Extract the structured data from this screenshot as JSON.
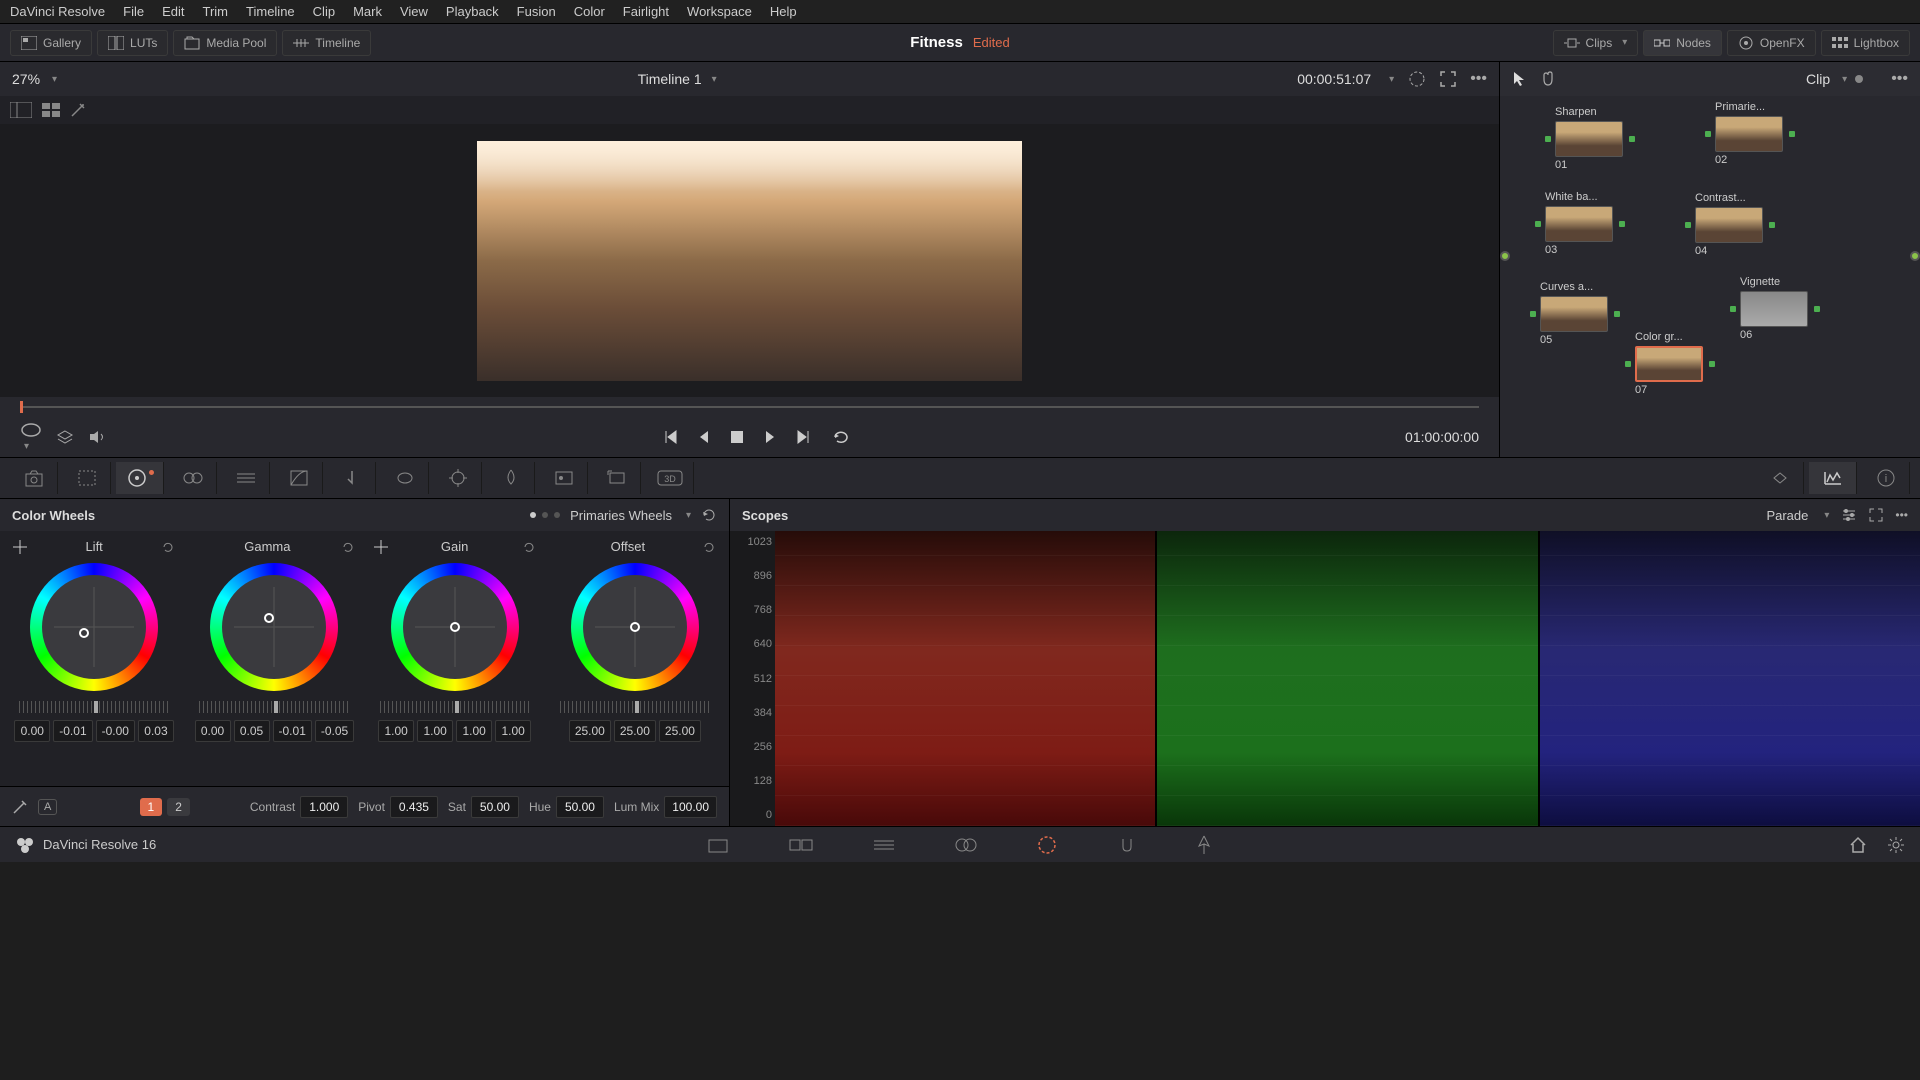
{
  "menu": [
    "DaVinci Resolve",
    "File",
    "Edit",
    "Trim",
    "Timeline",
    "Clip",
    "Mark",
    "View",
    "Playback",
    "Fusion",
    "Color",
    "Fairlight",
    "Workspace",
    "Help"
  ],
  "topbar": {
    "gallery": "Gallery",
    "luts": "LUTs",
    "media_pool": "Media Pool",
    "timeline": "Timeline",
    "clips": "Clips",
    "nodes": "Nodes",
    "openfx": "OpenFX",
    "lightbox": "Lightbox"
  },
  "project": {
    "name": "Fitness",
    "status": "Edited"
  },
  "viewer": {
    "zoom": "27%",
    "timeline_name": "Timeline 1",
    "timecode_in": "00:00:51:07",
    "timecode_out": "01:00:00:00"
  },
  "node_panel": {
    "mode": "Clip",
    "nodes": [
      {
        "label": "Sharpen",
        "num": "01"
      },
      {
        "label": "Primarie...",
        "num": "02"
      },
      {
        "label": "White ba...",
        "num": "03"
      },
      {
        "label": "Contrast...",
        "num": "04"
      },
      {
        "label": "Curves a...",
        "num": "05"
      },
      {
        "label": "Vignette",
        "num": "06"
      },
      {
        "label": "Color gr...",
        "num": "07"
      }
    ]
  },
  "wheels": {
    "title": "Color Wheels",
    "mode": "Primaries Wheels",
    "groups": [
      {
        "name": "Lift",
        "values": [
          "0.00",
          "-0.01",
          "-0.00",
          "0.03"
        ]
      },
      {
        "name": "Gamma",
        "values": [
          "0.00",
          "0.05",
          "-0.01",
          "-0.05"
        ]
      },
      {
        "name": "Gain",
        "values": [
          "1.00",
          "1.00",
          "1.00",
          "1.00"
        ]
      },
      {
        "name": "Offset",
        "values": [
          "25.00",
          "25.00",
          "25.00"
        ]
      }
    ],
    "pages": [
      "1",
      "2"
    ]
  },
  "adjustments": {
    "contrast_label": "Contrast",
    "contrast": "1.000",
    "pivot_label": "Pivot",
    "pivot": "0.435",
    "sat_label": "Sat",
    "sat": "50.00",
    "hue_label": "Hue",
    "hue": "50.00",
    "lummix_label": "Lum Mix",
    "lummix": "100.00"
  },
  "scopes": {
    "title": "Scopes",
    "mode": "Parade",
    "scale": [
      "1023",
      "896",
      "768",
      "640",
      "512",
      "384",
      "256",
      "128",
      "0"
    ]
  },
  "footer": {
    "app": "DaVinci Resolve 16"
  }
}
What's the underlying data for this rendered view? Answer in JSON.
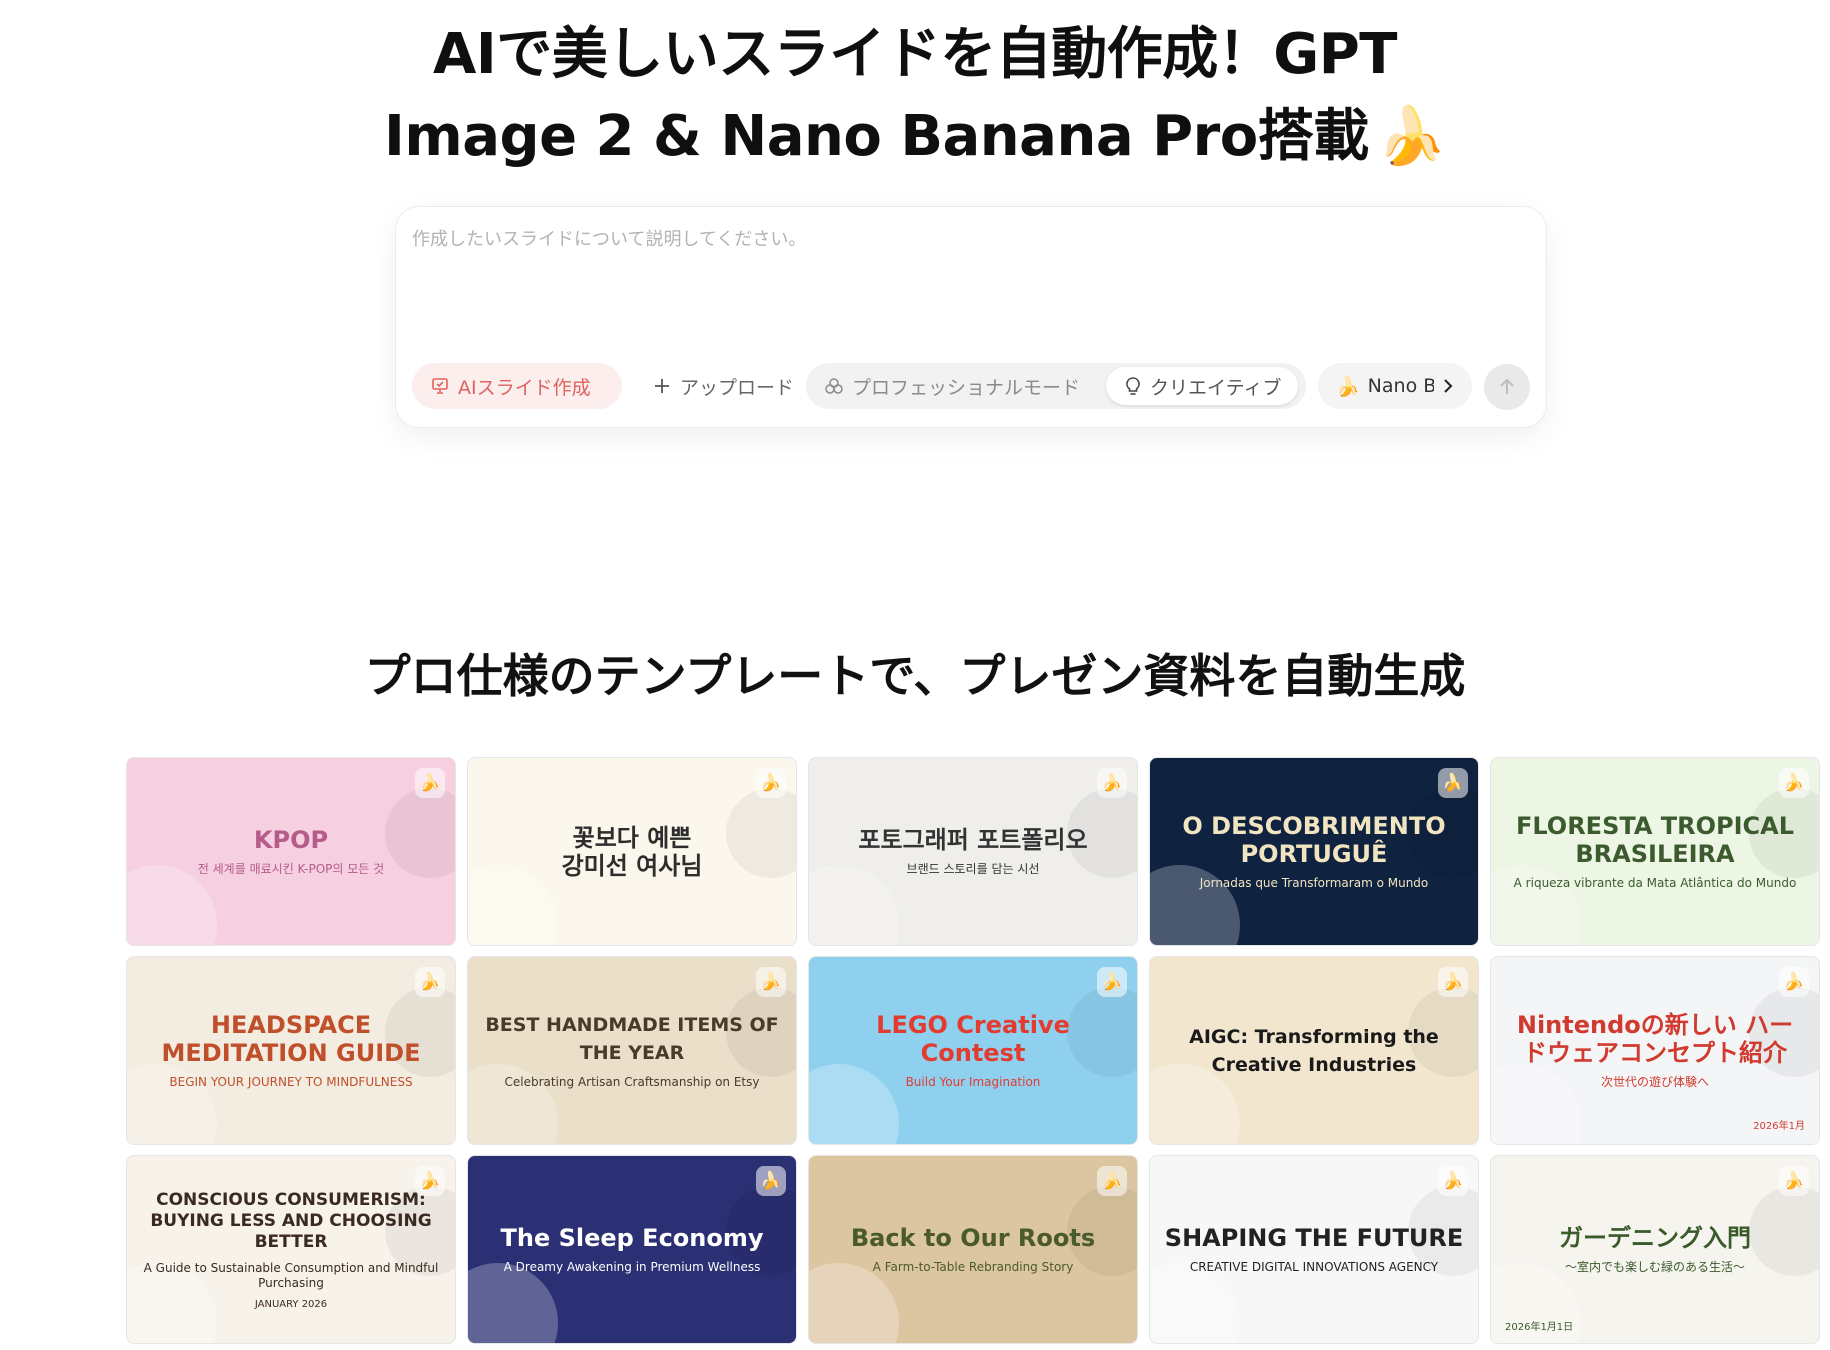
{
  "hero": {
    "line1": "AIで美しいスライドを自動作成！GPT",
    "line2": "Image 2 & Nano Banana Pro搭載",
    "emoji": "🍌"
  },
  "prompt": {
    "placeholder": "作成したいスライドについて説明してください。",
    "value": ""
  },
  "toolbar": {
    "ai_slide_label": "AIスライド作成",
    "upload_label": "アップロード",
    "professional_label": "プロフェッショナルモード",
    "creative_label": "クリエイティブ",
    "model_label": "Nano Banana Pro",
    "model_emoji": "🍌",
    "send_icon": "arrow-up-icon"
  },
  "section": {
    "title": "プロ仕様のテンプレートで、プレゼン資料を自動生成"
  },
  "colors": {
    "accent": "#e0625e",
    "accent_bg": "#fdeeee"
  },
  "templates": [
    {
      "title": "KPOP",
      "subtitle": "전 세계를 매료시킨 K-POP의 모든 것",
      "date": "",
      "badge": "🍌",
      "bg": "#f6cfe0",
      "color": "#b65c8b"
    },
    {
      "title": "꽃보다 예쁜\n강미선 여사님",
      "subtitle": "",
      "date": "",
      "badge": "🍌",
      "bg": "#fbf7ec",
      "color": "#2d2d2d"
    },
    {
      "title": "포토그래퍼 포트폴리오",
      "subtitle": "브랜드 스토리를 담는 시선",
      "date": "",
      "badge": "🍌",
      "bg": "#efeeeb",
      "color": "#333333"
    },
    {
      "title": "O DESCOBRIMENTO PORTUGUÊ",
      "subtitle": "Jornadas que Transformaram o Mundo",
      "date": "",
      "badge": "🍌",
      "bg": "#0f2240",
      "color": "#f1e4c0"
    },
    {
      "title": "FLORESTA TROPICAL BRASILEIRA",
      "subtitle": "A riqueza vibrante da Mata Atlântica do Mundo",
      "date": "",
      "badge": "🍌",
      "bg": "#edf5e4",
      "color": "#3b5b2f"
    },
    {
      "title": "HEADSPACE MEDITATION GUIDE",
      "subtitle": "BEGIN YOUR JOURNEY TO MINDFULNESS",
      "date": "",
      "badge": "🍌",
      "bg": "#f3ece0",
      "color": "#c0502b"
    },
    {
      "title": "BEST HANDMADE ITEMS OF THE YEAR",
      "subtitle": "Celebrating Artisan Craftsmanship on Etsy",
      "date": "",
      "badge": "🍌",
      "bg": "#eadfc9",
      "color": "#4a3a2a"
    },
    {
      "title": "LEGO Creative Contest",
      "subtitle": "Build Your Imagination",
      "date": "",
      "badge": "🍌",
      "bg": "#8fd0ef",
      "color": "#e23b2f"
    },
    {
      "title": "AIGC: Transforming the Creative Industries",
      "subtitle": "",
      "date": "",
      "badge": "🍌",
      "bg": "#f2e6cf",
      "color": "#1a1a1a"
    },
    {
      "title": "Nintendoの新しい ハードウェアコンセプト紹介",
      "subtitle": "次世代の遊び体験へ",
      "date": "2026年1月",
      "badge": "🍌",
      "bg": "#f4f5f7",
      "color": "#d13b2f"
    },
    {
      "title": "CONSCIOUS CONSUMERISM: BUYING LESS AND CHOOSING BETTER",
      "subtitle": "A Guide to Sustainable Consumption and Mindful Purchasing",
      "date": "JANUARY 2026",
      "badge": "🍌",
      "bg": "#f7f2ea",
      "color": "#3a2a22"
    },
    {
      "title": "The Sleep Economy",
      "subtitle": "A Dreamy Awakening in Premium Wellness",
      "date": "",
      "badge": "🍌",
      "bg": "#2b2f73",
      "color": "#ffffff"
    },
    {
      "title": "Back to Our Roots",
      "subtitle": "A Farm-to-Table Rebranding Story",
      "date": "",
      "badge": "🍌",
      "bg": "#dcc6a2",
      "color": "#4a5a2a"
    },
    {
      "title": "SHAPING THE FUTURE",
      "subtitle": "CREATIVE DIGITAL INNOVATIONS AGENCY",
      "date": "",
      "badge": "🍌",
      "bg": "#f7f7f8",
      "color": "#222222"
    },
    {
      "title": "ガーデニング入門",
      "subtitle": "〜室内でも楽しむ緑のある生活〜",
      "date": "2026年1月1日",
      "badge": "🍌",
      "bg": "#f6f4ee",
      "color": "#3a5a2a"
    }
  ]
}
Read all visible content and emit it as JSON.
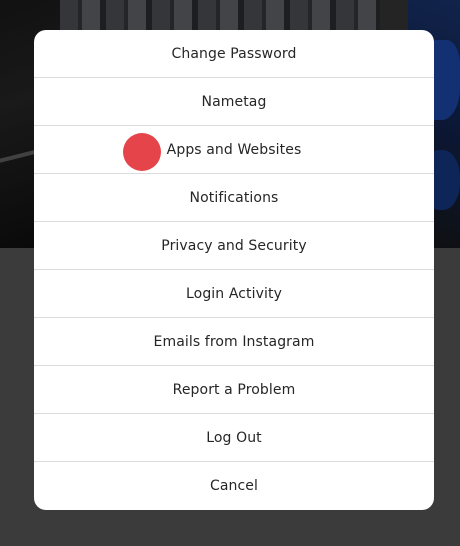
{
  "menu": {
    "items": [
      {
        "label": "Change Password"
      },
      {
        "label": "Nametag"
      },
      {
        "label": "Apps and Websites"
      },
      {
        "label": "Notifications"
      },
      {
        "label": "Privacy and Security"
      },
      {
        "label": "Login Activity"
      },
      {
        "label": "Emails from Instagram"
      },
      {
        "label": "Report a Problem"
      },
      {
        "label": "Log Out"
      },
      {
        "label": "Cancel"
      }
    ]
  },
  "colors": {
    "backdrop": "#5f5f5f",
    "modal_background": "#ffffff",
    "divider": "#dbdbdb",
    "text": "#262626",
    "click_marker": "#e5454a"
  }
}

## Brief
Copy in full each line that holds the word "Resolve".

## Task answer
    "DaVinci Resolve",
    "app": "DaVinci Resolve 16"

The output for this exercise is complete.